▶ OBJECTIVE: Skip every picture and transcribe the remaining material exactly.

[MATERIAL PROVIDED start]

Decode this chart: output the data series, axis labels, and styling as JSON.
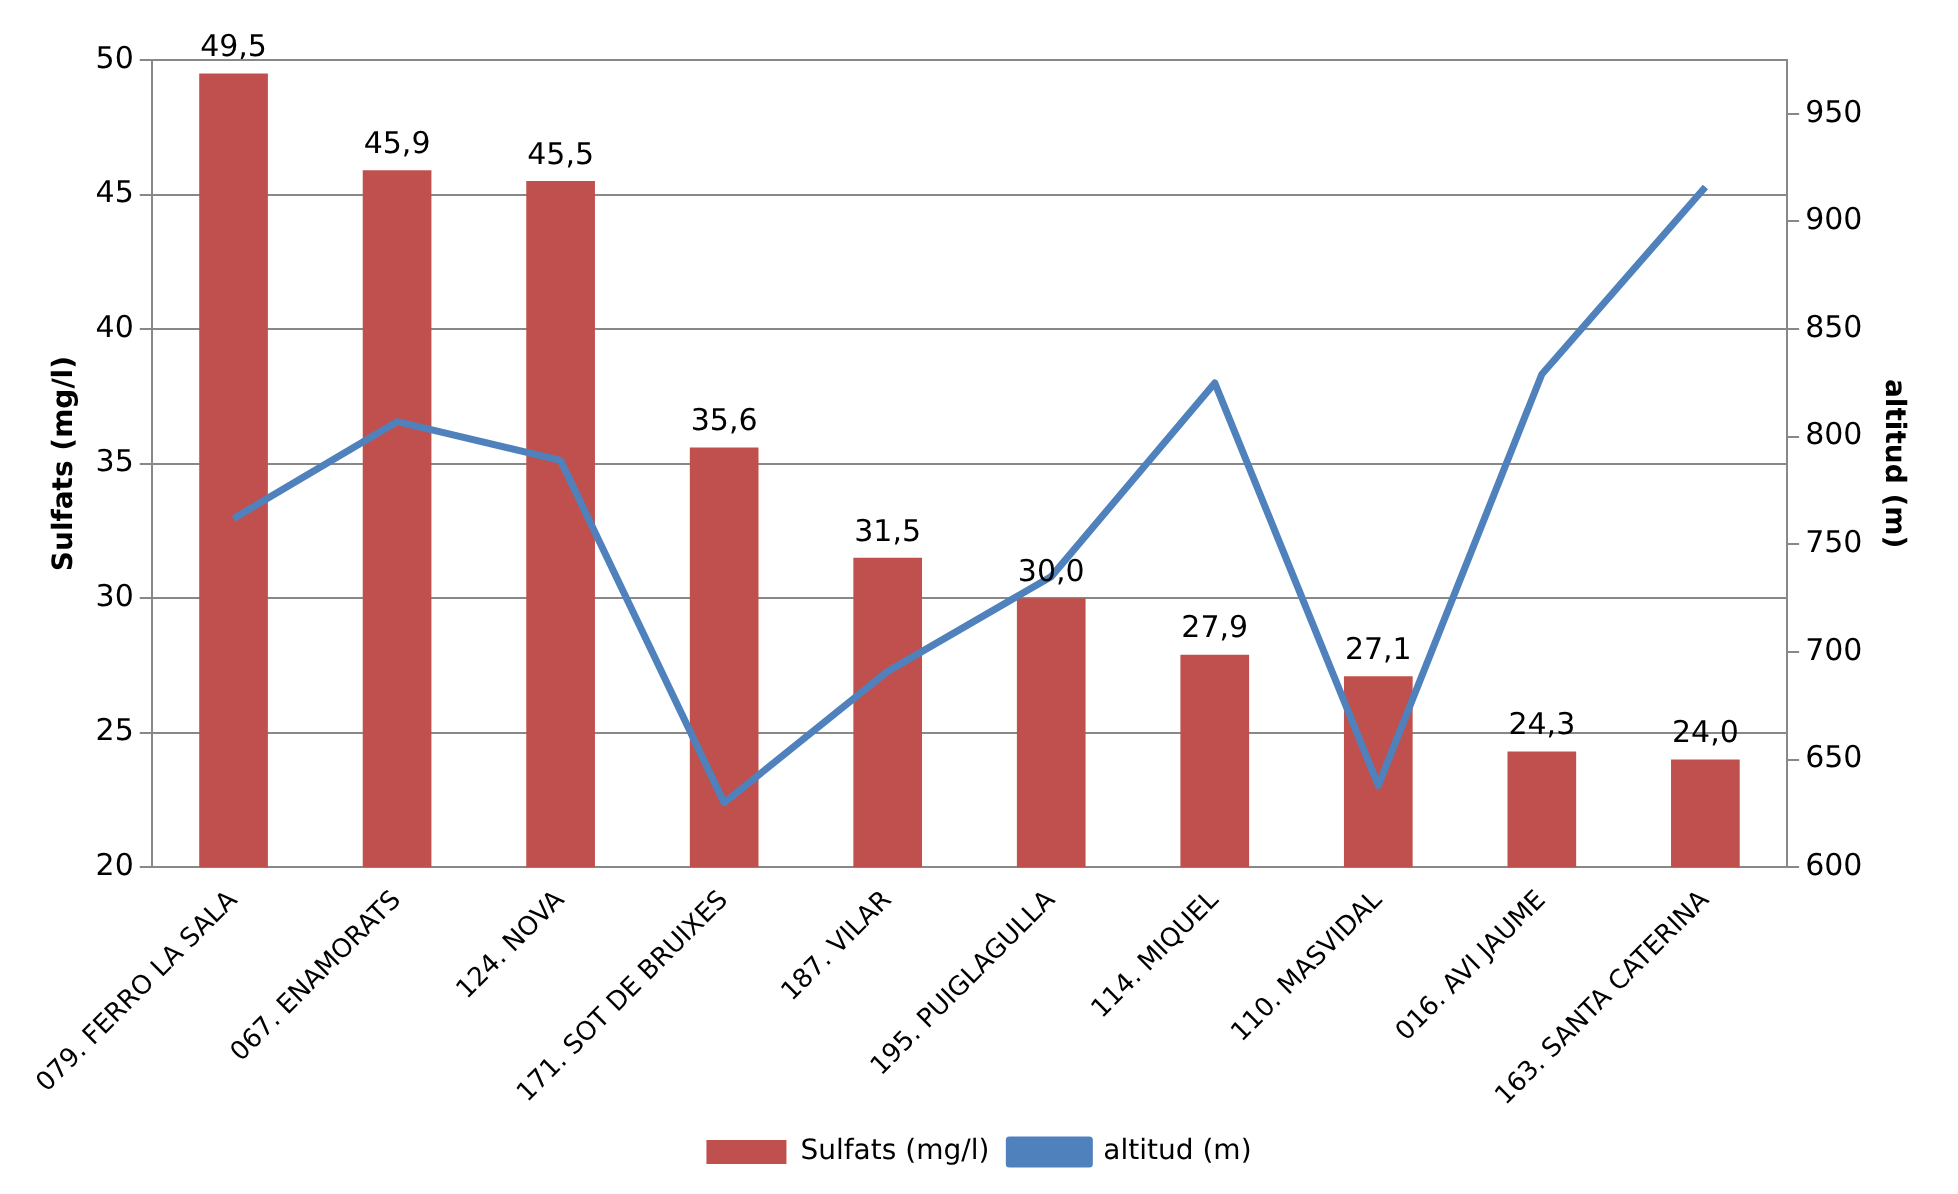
{
  "chart_data": {
    "type": "bar",
    "ylabel": "Sulfats (mg/l)",
    "y2label": "altitud (m)",
    "categories": [
      "079. FERRO LA SALA",
      "067. ENAMORATS",
      "124. NOVA",
      "171. SOT DE BRUIXES",
      "187. VILAR",
      "195. PUIGLAGULLA",
      "114. MIQUEL",
      "110. MASVIDAL",
      "016. AVI JAUME",
      "163. SANTA CATERINA"
    ],
    "series": [
      {
        "name": "Sulfats (mg/l)",
        "color": "#c0504d",
        "values": [
          49.5,
          45.9,
          45.5,
          35.6,
          31.5,
          30.0,
          27.9,
          27.1,
          24.3,
          24.0
        ],
        "value_labels": [
          "49,5",
          "45,9",
          "45,5",
          "35,6",
          "31,5",
          "30,0",
          "27,9",
          "27,1",
          "24,3",
          "24,0"
        ]
      },
      {
        "name": "altitud (m)",
        "type": "line",
        "axis": "y2",
        "color": "#4f81bd",
        "values": [
          762,
          807,
          789,
          630,
          691,
          735,
          825,
          638,
          829,
          916
        ]
      }
    ],
    "ylim": [
      20,
      50
    ],
    "yticks": [
      20,
      25,
      30,
      35,
      40,
      45,
      50
    ],
    "y2lim": [
      600,
      975
    ],
    "y2ticks": [
      600,
      650,
      700,
      750,
      800,
      850,
      900,
      950
    ],
    "grid": "y",
    "legend": "bottom",
    "marker": "none"
  }
}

[MATERIAL PROVIDED end]

▶ RESPONSE TO THE TASK:
Decode this chart: output the data series, axis labels, and styling as JSON.
{
  "chart_data": {
    "type": "bar",
    "ylabel": "Sulfats (mg/l)",
    "y2label": "altitud (m)",
    "categories": [
      "079. FERRO LA SALA",
      "067. ENAMORATS",
      "124. NOVA",
      "171. SOT DE BRUIXES",
      "187. VILAR",
      "195. PUIGLAGULLA",
      "114. MIQUEL",
      "110. MASVIDAL",
      "016. AVI JAUME",
      "163. SANTA CATERINA"
    ],
    "series": [
      {
        "name": "Sulfats (mg/l)",
        "color": "#c0504d",
        "values": [
          49.5,
          45.9,
          45.5,
          35.6,
          31.5,
          30.0,
          27.9,
          27.1,
          24.3,
          24.0
        ],
        "value_labels": [
          "49,5",
          "45,9",
          "45,5",
          "35,6",
          "31,5",
          "30,0",
          "27,9",
          "27,1",
          "24,3",
          "24,0"
        ]
      },
      {
        "name": "altitud (m)",
        "type": "line",
        "axis": "y2",
        "color": "#4f81bd",
        "values": [
          762,
          807,
          789,
          630,
          691,
          735,
          825,
          638,
          829,
          916
        ]
      }
    ],
    "ylim": [
      20,
      50
    ],
    "yticks": [
      20,
      25,
      30,
      35,
      40,
      45,
      50
    ],
    "y2lim": [
      600,
      975
    ],
    "y2ticks": [
      600,
      650,
      700,
      750,
      800,
      850,
      900,
      950
    ],
    "grid": "y",
    "legend": "bottom",
    "marker": "none"
  }
}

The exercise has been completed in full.